> _YOUR OBJECTIVE_
Locate the word "JSON" in the entries below, then gather every line that holds it.

> _INPUT DATA_
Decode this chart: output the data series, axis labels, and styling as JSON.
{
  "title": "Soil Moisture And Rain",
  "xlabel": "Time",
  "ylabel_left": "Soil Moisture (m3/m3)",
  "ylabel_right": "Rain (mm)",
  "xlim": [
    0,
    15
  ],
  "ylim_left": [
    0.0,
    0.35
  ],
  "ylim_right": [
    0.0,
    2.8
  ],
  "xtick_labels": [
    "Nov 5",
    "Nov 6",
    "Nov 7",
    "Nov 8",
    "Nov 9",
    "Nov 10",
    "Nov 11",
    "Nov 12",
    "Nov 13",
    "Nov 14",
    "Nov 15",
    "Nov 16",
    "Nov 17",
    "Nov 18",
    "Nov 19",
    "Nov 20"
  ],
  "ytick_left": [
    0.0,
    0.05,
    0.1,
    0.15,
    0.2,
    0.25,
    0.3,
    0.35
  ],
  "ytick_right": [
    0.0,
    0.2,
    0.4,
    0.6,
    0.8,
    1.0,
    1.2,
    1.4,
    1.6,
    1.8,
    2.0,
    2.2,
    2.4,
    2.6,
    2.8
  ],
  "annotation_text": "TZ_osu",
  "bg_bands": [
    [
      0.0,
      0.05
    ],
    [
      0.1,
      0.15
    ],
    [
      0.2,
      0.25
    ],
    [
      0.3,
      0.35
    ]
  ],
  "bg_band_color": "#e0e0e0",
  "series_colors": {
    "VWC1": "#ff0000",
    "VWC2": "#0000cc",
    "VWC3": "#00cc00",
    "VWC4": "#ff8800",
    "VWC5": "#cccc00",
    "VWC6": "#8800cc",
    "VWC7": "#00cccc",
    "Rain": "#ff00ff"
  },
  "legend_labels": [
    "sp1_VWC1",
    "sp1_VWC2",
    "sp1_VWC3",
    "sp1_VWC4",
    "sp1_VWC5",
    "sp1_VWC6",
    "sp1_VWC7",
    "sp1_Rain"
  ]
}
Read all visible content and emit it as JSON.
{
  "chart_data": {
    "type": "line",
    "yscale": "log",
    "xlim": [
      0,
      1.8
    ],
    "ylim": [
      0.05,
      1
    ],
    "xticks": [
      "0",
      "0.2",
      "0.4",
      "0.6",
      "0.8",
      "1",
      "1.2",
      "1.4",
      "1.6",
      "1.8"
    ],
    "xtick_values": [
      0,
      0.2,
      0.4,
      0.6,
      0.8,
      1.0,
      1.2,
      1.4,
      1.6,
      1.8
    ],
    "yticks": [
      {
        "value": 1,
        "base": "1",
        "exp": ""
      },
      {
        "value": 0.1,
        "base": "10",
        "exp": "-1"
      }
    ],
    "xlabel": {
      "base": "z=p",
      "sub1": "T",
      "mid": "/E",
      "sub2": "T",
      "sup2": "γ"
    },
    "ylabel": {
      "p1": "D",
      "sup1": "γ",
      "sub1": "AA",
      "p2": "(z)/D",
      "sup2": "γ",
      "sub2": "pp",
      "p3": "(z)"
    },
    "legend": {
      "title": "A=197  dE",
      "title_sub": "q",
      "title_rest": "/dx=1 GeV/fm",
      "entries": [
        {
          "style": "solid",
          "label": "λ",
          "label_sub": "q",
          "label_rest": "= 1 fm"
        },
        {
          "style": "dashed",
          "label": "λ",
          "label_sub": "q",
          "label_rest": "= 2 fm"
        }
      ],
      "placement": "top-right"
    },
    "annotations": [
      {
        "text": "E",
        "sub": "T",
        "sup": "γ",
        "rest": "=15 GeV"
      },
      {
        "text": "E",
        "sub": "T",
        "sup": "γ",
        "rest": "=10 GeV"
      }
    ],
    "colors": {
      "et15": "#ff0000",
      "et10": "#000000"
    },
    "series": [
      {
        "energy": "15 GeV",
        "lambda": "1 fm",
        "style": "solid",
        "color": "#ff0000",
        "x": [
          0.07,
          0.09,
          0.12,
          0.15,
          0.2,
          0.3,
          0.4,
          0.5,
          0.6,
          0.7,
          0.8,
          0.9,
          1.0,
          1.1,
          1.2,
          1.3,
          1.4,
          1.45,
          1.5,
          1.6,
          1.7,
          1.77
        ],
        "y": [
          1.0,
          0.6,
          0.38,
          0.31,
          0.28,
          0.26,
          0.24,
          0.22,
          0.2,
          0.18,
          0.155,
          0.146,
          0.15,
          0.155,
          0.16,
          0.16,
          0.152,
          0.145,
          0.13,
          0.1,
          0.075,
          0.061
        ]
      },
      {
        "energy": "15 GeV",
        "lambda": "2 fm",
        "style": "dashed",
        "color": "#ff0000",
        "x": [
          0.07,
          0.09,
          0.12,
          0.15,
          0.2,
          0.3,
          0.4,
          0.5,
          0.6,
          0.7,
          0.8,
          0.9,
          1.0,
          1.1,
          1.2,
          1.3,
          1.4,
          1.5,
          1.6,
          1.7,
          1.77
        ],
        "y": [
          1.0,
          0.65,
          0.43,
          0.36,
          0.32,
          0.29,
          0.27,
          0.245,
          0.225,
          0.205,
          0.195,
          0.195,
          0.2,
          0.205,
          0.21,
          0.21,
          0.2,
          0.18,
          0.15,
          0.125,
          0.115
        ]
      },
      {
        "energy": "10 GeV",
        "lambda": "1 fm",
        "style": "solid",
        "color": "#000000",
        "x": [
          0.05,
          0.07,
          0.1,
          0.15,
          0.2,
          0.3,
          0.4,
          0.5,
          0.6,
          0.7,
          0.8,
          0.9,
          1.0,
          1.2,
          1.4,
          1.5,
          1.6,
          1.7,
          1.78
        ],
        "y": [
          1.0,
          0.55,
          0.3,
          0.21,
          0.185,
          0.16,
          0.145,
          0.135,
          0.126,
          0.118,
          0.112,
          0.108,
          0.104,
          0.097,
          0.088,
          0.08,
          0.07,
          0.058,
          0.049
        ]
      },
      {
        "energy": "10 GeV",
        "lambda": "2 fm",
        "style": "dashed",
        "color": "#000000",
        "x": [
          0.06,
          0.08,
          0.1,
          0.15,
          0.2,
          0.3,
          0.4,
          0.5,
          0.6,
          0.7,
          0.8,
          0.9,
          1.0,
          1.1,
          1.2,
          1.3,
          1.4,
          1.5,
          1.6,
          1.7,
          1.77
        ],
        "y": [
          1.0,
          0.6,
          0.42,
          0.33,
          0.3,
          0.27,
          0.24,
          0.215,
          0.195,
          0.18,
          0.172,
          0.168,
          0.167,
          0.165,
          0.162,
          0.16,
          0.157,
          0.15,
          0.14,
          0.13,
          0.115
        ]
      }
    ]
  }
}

> _CORRECT OUTPUT_
Decode this chart: output the data series, axis labels, and styling as JSON.
Read all visible content and emit it as JSON.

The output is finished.